REQUIRED WORK:
Go through the listing and copy every line word for word.

PROVIDED MATERIAL:
** start **
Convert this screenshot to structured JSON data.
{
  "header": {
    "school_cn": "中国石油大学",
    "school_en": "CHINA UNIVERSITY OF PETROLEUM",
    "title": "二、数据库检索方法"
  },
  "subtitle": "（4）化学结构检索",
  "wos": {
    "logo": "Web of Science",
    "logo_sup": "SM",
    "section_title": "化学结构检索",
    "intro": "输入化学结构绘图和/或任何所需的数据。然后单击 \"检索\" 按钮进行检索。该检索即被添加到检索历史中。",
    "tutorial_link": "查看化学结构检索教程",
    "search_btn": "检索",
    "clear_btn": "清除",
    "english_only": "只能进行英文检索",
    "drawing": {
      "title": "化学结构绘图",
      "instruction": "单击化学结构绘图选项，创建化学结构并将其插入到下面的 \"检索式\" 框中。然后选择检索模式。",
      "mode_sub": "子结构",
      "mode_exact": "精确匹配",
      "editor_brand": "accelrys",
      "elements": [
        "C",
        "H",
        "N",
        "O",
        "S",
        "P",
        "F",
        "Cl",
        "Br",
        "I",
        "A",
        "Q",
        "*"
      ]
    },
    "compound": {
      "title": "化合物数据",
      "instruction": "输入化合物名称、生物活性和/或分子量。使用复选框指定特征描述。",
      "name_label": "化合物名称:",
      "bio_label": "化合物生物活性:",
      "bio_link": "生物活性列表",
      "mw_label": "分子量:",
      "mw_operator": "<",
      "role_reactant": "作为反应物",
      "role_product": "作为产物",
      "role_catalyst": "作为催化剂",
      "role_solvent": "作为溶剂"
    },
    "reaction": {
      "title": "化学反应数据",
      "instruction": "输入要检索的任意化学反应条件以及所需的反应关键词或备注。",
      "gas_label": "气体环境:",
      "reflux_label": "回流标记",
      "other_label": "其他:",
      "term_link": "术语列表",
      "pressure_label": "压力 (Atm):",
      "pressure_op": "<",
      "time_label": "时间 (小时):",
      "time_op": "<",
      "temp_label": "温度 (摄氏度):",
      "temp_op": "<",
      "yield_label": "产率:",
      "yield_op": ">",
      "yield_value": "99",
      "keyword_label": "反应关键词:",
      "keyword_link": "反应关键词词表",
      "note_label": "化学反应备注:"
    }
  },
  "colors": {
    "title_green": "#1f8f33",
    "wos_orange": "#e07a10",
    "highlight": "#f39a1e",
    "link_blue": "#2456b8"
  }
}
** end **
EXPECTED ANSWER:
Convert this screenshot to structured JSON data.
{
  "header": {
    "school_cn": "中国石油大学",
    "school_en": "CHINA UNIVERSITY OF PETROLEUM",
    "title": "二、数据库检索方法"
  },
  "subtitle": "（4）化学结构检索",
  "wos": {
    "logo": "Web of Science",
    "logo_sup": "SM",
    "section_title": "化学结构检索",
    "intro": "输入化学结构绘图和/或任何所需的数据。然后单击 \"检索\" 按钮进行检索。该检索即被添加到检索历史中。",
    "tutorial_link": "查看化学结构检索教程",
    "search_btn": "检索",
    "clear_btn": "清除",
    "english_only": "只能进行英文检索",
    "drawing": {
      "title": "化学结构绘图",
      "instruction": "单击化学结构绘图选项，创建化学结构并将其插入到下面的 \"检索式\" 框中。然后选择检索模式。",
      "mode_sub": "子结构",
      "mode_exact": "精确匹配",
      "editor_brand": "accelrys",
      "elements": [
        "C",
        "H",
        "N",
        "O",
        "S",
        "P",
        "F",
        "Cl",
        "Br",
        "I",
        "A",
        "Q",
        "*"
      ]
    },
    "compound": {
      "title": "化合物数据",
      "instruction": "输入化合物名称、生物活性和/或分子量。使用复选框指定特征描述。",
      "name_label": "化合物名称:",
      "bio_label": "化合物生物活性:",
      "bio_link": "生物活性列表",
      "mw_label": "分子量:",
      "mw_operator": "<",
      "role_reactant": "作为反应物",
      "role_product": "作为产物",
      "role_catalyst": "作为催化剂",
      "role_solvent": "作为溶剂"
    },
    "reaction": {
      "title": "化学反应数据",
      "instruction": "输入要检索的任意化学反应条件以及所需的反应关键词或备注。",
      "gas_label": "气体环境:",
      "reflux_label": "回流标记",
      "other_label": "其他:",
      "term_link": "术语列表",
      "pressure_label": "压力 (Atm):",
      "pressure_op": "<",
      "time_label": "时间 (小时):",
      "time_op": "<",
      "temp_label": "温度 (摄氏度):",
      "temp_op": "<",
      "yield_label": "产率:",
      "yield_op": ">",
      "yield_value": "99",
      "keyword_label": "反应关键词:",
      "keyword_link": "反应关键词词表",
      "note_label": "化学反应备注:"
    }
  },
  "colors": {
    "title_green": "#1f8f33",
    "wos_orange": "#e07a10",
    "highlight": "#f39a1e",
    "link_blue": "#2456b8"
  }
}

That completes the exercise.